Short exercise: Can you transcribe every entry word for word, skipping the images?

## Begin Records to process

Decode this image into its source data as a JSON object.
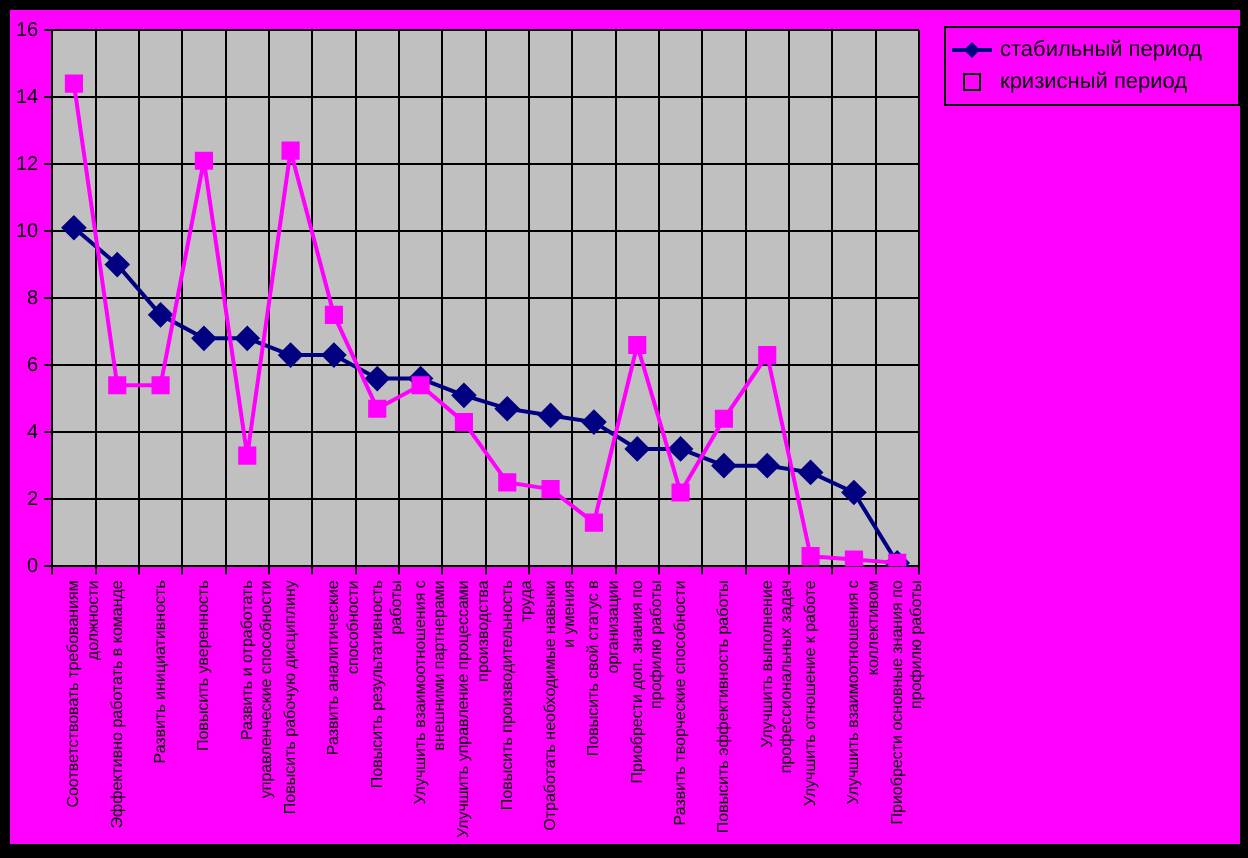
{
  "chart_data": {
    "type": "line",
    "categories": [
      "Соответствовать требованиям должности",
      "Эффективно работать в команде",
      "Развить инициативность",
      "Повысить уверенность",
      "Развить и отработать управленческие способности",
      "Повысить рабочую дисциплину",
      "Развить аналитические способности",
      "Повысить результативность работы",
      "Улучшить взаимоотношения с внешними партнерами",
      "Улучшить управление процессами производства",
      "Повысить производительность труда",
      "Отработать необходимые навыки и умения",
      "Повысить свой статус в организации",
      "Приобрести доп. знания по профилю работы",
      "Развить творческие способности",
      "Повысить эффективность работы",
      "Улучшить выполнение профессиональных задач",
      "Улучшить отношение к работе",
      "Улучшить взаимоотношения с коллективом",
      "Приобрести основные знания по профилю работы"
    ],
    "series": [
      {
        "name": "стабильный период",
        "color": "#000080",
        "marker": "diamond",
        "values": [
          10.1,
          9.0,
          7.5,
          6.8,
          6.8,
          6.3,
          6.3,
          5.6,
          5.6,
          5.1,
          4.7,
          4.5,
          4.3,
          3.5,
          3.5,
          3.0,
          3.0,
          2.8,
          2.2,
          0.1
        ]
      },
      {
        "name": "кризисный период",
        "color": "#ff00ff",
        "marker": "square",
        "values": [
          14.4,
          5.4,
          5.4,
          12.1,
          3.3,
          12.4,
          7.5,
          4.7,
          5.4,
          4.3,
          2.5,
          2.3,
          1.3,
          6.6,
          2.2,
          4.4,
          6.3,
          0.3,
          0.2,
          0.1
        ]
      }
    ],
    "ylim": [
      0,
      16
    ],
    "yticks": [
      0,
      2,
      4,
      6,
      8,
      10,
      12,
      14,
      16
    ],
    "grid": true,
    "legend": "top right"
  }
}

## End Records to process

Reply to the exercise:
Decode this image into its source data as a JSON object.
{
  "chart_data": {
    "type": "line",
    "categories": [
      "Соответствовать требованиям должности",
      "Эффективно работать в команде",
      "Развить инициативность",
      "Повысить уверенность",
      "Развить и отработать управленческие способности",
      "Повысить рабочую дисциплину",
      "Развить аналитические способности",
      "Повысить результативность работы",
      "Улучшить взаимоотношения с внешними партнерами",
      "Улучшить управление процессами производства",
      "Повысить производительность труда",
      "Отработать необходимые навыки и умения",
      "Повысить свой статус в организации",
      "Приобрести доп. знания по профилю работы",
      "Развить творческие способности",
      "Повысить эффективность работы",
      "Улучшить выполнение профессиональных задач",
      "Улучшить отношение к работе",
      "Улучшить взаимоотношения с коллективом",
      "Приобрести основные знания по профилю работы"
    ],
    "series": [
      {
        "name": "стабильный период",
        "color": "#000080",
        "marker": "diamond",
        "values": [
          10.1,
          9.0,
          7.5,
          6.8,
          6.8,
          6.3,
          6.3,
          5.6,
          5.6,
          5.1,
          4.7,
          4.5,
          4.3,
          3.5,
          3.5,
          3.0,
          3.0,
          2.8,
          2.2,
          0.1
        ]
      },
      {
        "name": "кризисный период",
        "color": "#ff00ff",
        "marker": "square",
        "values": [
          14.4,
          5.4,
          5.4,
          12.1,
          3.3,
          12.4,
          7.5,
          4.7,
          5.4,
          4.3,
          2.5,
          2.3,
          1.3,
          6.6,
          2.2,
          4.4,
          6.3,
          0.3,
          0.2,
          0.1
        ]
      }
    ],
    "ylim": [
      0,
      16
    ],
    "yticks": [
      0,
      2,
      4,
      6,
      8,
      10,
      12,
      14,
      16
    ],
    "grid": true,
    "legend": "top right"
  }
}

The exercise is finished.